> [FRAGMENTO SELECCIONADO]:
====

Al visitante se le entrega su correspondiente casco e ingresa en el aula dentro de la mina donde se instruye también a los aprendices. Y para que se entienda mejor cómo funciona todo y dónde estamos parados, Julio Gómez comienza a dibujar en un pizarrón el esquema general de toda la mina.
La parte formal de la visita –y por cierto la más original– es en el sector de las maquinarias de la escuela, donde se las ve funcionar in situ (ver recuadro). Pero más interesante aun resulta sacarlo del libreto al locuaz anfitrión y acercarse desde la palabra oral al orgullo propio que es la esencia del trabajador minero.
LA DOBLE VIDA El primer rasgo que hace del minero de Río Turbio una persona muy especial es el hecho de que su vida está dividida en dos mitades por la superficie de la tierra: una bajo tierra –donde permanecen cerca de seis horas–, en la cual todo es oscuridad y ruidos de martillos neumáticos y explosiones de dinamita; y otra a flor de tierra, donde apenas lo esperan unas horas de luminosidad hasta la llegada de la noche, y un tremendo frío que durante casi todo el año hace la vida un poco más difícil. O sea que los mineros son personas habituadas a la oscuridad. Por otra parte, la mayoría de los trabajadores de estas minas son personas llegadas desde el norte del país (La Rioja, Tucumán, Salta, Jujuy), para instalarse en una tierra que ya de por sí es otro mundo radicalmente distinto del que dejaron atrás. Así que tenemos a un hombre dividido y multipolar que por necesidad y por elección ha desarrollado una hábil capacidad de adaptación, del calor al frío, de la luz a la oscuridad, del norte al sur.
Ir al frente Cuando un minero habla de la circunstancia de estar dentro de la mina se refiere al hecho de “ir al frente”. Y a medida que avanza la conversación cada vez se hace más común la terminología bélica que rodea ese trabajo desarrollado a 500 metros de profundidad y a varios kilómetros de distancia de la boca de salida. “Bajo tierra nosotros estamos en estado constante de microsismo a causa de la vibración de las maquinarias”, algo que el visitante comprueba no sin cierto pavor cuando en el interior de la mina alguien enciende el martillo neumático y su traqueteo le repercute en los huesos mientras que su eco queda retumbando luego en el corazón.

====

> [ENUNCIADO]:
Reanude el fragmento sobre la mina de Río Turbio a partir de su última oración. Las líneas constituyen un material aparte, sin relación con el fragmento.

> [Filas de un conjunto de datos]:
====

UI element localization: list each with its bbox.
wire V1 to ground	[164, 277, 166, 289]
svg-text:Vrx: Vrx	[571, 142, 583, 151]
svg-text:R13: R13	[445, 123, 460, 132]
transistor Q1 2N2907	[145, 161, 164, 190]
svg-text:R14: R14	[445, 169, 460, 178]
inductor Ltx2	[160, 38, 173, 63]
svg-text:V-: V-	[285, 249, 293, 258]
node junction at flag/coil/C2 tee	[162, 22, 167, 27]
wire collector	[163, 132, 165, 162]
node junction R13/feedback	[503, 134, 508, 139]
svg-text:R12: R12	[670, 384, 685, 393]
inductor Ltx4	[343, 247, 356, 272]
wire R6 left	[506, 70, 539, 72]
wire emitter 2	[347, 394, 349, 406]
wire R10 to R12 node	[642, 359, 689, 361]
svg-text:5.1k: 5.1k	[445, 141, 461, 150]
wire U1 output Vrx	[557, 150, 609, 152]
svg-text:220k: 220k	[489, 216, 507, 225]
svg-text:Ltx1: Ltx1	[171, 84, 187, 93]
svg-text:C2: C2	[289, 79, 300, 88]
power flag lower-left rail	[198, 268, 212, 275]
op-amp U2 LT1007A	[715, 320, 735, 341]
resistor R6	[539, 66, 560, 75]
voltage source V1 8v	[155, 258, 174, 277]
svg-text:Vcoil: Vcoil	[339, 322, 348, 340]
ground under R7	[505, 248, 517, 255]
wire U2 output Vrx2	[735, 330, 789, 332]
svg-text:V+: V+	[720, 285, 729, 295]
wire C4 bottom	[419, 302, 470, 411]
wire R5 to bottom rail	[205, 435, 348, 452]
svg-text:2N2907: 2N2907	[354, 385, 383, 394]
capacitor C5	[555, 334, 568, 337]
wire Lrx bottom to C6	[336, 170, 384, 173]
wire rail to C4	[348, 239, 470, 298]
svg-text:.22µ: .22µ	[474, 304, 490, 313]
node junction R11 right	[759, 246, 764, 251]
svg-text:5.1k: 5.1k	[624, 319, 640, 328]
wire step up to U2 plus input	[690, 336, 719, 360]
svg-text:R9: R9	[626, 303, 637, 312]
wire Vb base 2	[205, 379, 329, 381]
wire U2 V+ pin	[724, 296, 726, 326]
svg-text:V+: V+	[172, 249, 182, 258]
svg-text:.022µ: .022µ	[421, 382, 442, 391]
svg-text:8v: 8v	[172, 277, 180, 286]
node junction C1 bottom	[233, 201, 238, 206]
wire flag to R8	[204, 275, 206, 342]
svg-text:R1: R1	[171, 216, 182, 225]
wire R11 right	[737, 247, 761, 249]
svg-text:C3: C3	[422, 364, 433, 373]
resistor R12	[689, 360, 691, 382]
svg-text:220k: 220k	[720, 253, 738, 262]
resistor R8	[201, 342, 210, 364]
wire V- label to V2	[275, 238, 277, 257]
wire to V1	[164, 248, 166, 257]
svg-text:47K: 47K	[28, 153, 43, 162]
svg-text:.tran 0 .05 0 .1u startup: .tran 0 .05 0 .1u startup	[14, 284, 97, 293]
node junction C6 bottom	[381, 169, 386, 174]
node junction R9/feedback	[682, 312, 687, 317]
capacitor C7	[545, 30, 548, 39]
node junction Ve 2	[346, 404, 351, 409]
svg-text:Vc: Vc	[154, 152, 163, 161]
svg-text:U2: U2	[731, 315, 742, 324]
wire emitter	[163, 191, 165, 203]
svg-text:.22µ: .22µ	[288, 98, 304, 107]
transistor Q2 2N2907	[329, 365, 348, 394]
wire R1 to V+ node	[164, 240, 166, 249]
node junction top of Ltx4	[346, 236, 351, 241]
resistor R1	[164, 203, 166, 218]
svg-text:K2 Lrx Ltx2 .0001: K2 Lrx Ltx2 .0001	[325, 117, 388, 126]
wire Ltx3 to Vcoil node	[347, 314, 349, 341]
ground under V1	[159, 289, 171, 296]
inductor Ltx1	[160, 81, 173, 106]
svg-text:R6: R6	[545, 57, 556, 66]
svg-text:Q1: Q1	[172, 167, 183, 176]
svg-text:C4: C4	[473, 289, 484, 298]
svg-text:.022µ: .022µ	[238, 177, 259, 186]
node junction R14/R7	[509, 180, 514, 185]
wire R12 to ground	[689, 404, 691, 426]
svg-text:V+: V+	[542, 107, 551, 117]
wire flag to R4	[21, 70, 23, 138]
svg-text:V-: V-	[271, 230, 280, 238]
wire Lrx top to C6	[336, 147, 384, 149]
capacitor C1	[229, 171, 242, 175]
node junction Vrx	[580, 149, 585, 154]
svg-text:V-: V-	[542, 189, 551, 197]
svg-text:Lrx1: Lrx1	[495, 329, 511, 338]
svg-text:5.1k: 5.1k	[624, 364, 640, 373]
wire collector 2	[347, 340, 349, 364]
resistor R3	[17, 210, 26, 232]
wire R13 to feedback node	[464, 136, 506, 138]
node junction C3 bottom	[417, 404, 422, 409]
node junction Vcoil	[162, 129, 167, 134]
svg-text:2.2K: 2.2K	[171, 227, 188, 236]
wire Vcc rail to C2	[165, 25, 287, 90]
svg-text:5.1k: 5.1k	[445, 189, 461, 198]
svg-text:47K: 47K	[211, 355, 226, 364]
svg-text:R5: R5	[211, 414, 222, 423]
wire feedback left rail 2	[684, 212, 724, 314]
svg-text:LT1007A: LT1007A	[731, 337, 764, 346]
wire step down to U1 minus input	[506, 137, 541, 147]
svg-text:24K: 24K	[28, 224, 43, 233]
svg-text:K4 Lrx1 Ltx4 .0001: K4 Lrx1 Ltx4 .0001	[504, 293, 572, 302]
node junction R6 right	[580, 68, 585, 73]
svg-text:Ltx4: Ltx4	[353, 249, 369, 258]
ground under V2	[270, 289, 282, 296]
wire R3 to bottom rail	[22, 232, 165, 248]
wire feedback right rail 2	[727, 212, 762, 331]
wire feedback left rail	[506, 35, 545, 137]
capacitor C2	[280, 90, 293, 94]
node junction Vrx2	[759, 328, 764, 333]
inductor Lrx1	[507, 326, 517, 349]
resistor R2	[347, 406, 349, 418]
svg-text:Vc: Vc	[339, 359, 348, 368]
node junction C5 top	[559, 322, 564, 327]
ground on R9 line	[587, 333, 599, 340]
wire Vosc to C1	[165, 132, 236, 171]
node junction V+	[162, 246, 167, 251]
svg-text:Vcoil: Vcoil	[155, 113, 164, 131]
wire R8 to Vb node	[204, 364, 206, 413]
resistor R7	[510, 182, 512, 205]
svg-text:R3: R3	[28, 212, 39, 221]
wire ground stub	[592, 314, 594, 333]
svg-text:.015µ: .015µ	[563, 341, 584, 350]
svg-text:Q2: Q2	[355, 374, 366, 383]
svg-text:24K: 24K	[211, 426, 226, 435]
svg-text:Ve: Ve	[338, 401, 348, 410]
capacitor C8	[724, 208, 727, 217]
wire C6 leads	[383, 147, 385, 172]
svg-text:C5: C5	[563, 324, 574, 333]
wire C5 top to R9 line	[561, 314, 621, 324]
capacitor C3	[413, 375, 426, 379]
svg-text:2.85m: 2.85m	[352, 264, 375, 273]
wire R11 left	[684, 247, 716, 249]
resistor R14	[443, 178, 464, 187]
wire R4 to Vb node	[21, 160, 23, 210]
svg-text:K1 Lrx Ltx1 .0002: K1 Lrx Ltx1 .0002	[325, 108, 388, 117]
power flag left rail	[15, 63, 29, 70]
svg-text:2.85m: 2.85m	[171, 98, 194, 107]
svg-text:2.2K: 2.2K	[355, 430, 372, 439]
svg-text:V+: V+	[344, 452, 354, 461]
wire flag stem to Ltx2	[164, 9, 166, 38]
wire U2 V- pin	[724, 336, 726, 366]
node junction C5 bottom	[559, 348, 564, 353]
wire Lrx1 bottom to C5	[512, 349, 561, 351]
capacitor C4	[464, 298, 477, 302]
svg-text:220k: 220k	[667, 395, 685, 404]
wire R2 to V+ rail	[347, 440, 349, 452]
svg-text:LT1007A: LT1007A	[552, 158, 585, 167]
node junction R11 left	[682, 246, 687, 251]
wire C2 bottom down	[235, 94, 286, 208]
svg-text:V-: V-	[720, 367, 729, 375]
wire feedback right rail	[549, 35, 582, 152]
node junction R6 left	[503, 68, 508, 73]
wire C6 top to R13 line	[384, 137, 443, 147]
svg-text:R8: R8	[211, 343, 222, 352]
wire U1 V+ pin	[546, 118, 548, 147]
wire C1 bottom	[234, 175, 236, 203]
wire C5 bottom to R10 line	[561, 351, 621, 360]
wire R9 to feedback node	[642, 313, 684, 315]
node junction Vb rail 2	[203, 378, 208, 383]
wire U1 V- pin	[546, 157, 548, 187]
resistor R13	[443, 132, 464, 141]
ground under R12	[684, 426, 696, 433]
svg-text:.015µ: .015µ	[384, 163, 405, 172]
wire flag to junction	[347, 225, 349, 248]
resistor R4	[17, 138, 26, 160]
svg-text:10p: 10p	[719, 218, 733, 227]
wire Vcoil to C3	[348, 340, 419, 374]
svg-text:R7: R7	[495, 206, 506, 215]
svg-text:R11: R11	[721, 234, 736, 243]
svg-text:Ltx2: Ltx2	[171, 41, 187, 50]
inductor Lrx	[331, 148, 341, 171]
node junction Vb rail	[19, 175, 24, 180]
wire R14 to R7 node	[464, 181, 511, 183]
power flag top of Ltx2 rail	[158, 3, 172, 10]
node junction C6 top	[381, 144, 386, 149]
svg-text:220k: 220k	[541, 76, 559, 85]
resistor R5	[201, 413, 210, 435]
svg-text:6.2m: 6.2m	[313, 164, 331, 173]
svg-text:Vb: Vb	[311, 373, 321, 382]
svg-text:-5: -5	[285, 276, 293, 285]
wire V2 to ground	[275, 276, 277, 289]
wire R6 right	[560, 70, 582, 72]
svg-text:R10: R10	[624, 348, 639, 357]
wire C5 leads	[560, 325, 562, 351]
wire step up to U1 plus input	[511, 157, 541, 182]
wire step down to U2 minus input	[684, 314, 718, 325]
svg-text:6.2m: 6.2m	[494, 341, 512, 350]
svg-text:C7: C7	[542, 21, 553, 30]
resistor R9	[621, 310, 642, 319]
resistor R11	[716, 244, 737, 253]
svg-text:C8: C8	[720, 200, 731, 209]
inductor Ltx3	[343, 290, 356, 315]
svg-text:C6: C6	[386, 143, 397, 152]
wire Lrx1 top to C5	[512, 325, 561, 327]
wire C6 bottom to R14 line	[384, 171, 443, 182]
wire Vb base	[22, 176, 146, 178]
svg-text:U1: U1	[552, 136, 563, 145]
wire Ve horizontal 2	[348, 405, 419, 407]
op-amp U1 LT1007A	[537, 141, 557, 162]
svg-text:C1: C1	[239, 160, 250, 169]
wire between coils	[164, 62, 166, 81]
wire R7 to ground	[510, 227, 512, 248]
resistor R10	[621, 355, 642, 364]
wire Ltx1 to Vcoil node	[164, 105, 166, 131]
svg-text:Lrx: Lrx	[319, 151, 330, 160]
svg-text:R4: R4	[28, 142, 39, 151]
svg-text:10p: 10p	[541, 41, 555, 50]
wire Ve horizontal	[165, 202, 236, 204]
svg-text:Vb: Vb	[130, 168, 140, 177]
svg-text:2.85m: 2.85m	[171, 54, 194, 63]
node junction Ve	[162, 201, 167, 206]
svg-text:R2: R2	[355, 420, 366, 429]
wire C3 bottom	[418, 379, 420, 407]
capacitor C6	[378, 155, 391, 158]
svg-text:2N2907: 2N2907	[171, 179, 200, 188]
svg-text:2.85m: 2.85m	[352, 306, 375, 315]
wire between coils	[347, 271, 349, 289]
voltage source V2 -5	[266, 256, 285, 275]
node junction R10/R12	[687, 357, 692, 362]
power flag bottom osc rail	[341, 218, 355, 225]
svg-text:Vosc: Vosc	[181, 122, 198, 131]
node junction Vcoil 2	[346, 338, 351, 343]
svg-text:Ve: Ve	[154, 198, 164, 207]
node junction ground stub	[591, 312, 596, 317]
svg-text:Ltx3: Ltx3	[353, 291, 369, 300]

====

> [RESPUESTA]:
El minero Gómez explica que cuando en el frente hay buenas condiciones de explotación todo es alegría, el carbón corre por la cinta transportadora y las máquinas realizan con eficiencia el trabajo de extracción. Pero todo es muy distinto cuando la mina se torna mezquina y el trabajador se enfrenta a duras tareas manuales con un esfuerzo especial que a la larga puede derivar en algún accidente. La vibración del martillo neumático en la profundidad es lo más parecido que hay a un ruido de metrallas amplificado por el encierro. Además hay brillo de metales, explosiones de dinamita que ocasionan estruendosos derrumbes y vehículos que parecen tanques a los que llaman “panzer”.
Desde los años ‘70 a esta parte los trabajadores más viejos recuerdan que una vez murieron veinticinco compañeros por una explosión de gas. En otra ocasión el coletazo de la muerte alcanzó a nueve trabajadores que venían durmiendo en la caja del carrito que los llevaba a la superficie, cuando se desplomó sobre ellos un techo de piedras que los destrozó. Y en el último accidente de este año cayeron otros catorce compañeros más. “El azar elige quién muere”, suspira Julio Gómez, que como todos los hombres subterráneos ha perdido amigos y familiares que le hubiera gustado poder rescatar. Y como en toda guerra, “el enemigo puede venir desde atrás”.
Al mismo tiempo, los roces y las peleas que pueda haber en las vicisitudes de la superficie quedan anulados en medio de los avatares del “combate” bajo tierra contra la pared de roca: “Allí abajo hay que ser solidarios, hay que unirse porque si no pierden todos como en una guerra, cuando la mina golpea lo hace contra todos por igual. Esta es la esencia de nuestro trabajo: ganarle todos los días una batalla a la montaña cuando nos metemos en ella para romperle el equilibrio a la roca y sacarle así la producción, que es lo que nos permite vivir. Además uno se siente poderoso taladrando una pared, accionando una manijita que produce una explosión y después yendo a ver el resultado de la onda contra la pared”.
TRABAJANDO CON FANTASMAS Entre tanto ruido y oscuridad opera la sugestión. Muchos tienen visiones o sensaciones extrañas, como ocurrió poco tiempo atrás cuando un hecho misterioso desperdigó una onda escalofriante entre los trabajadores. “Uno enloquece un poco dentro de la mina”, dice Julio Gómez. “Hace poco el compañero más viejo del turno entró en un lugar oscuro a cargar carbón y sintió que alguien le apoyaba una mano en la espalda. Y al darse vuelta vio que no había nadie. Lo grave fue que éste no era un tipo de hacer jodas y se generó una psicosis tremenda y nadie quería entrar ahí; tuvo que venir el jefe, el más valiente, y entró para comprobar que no había nadie en ese lugar.”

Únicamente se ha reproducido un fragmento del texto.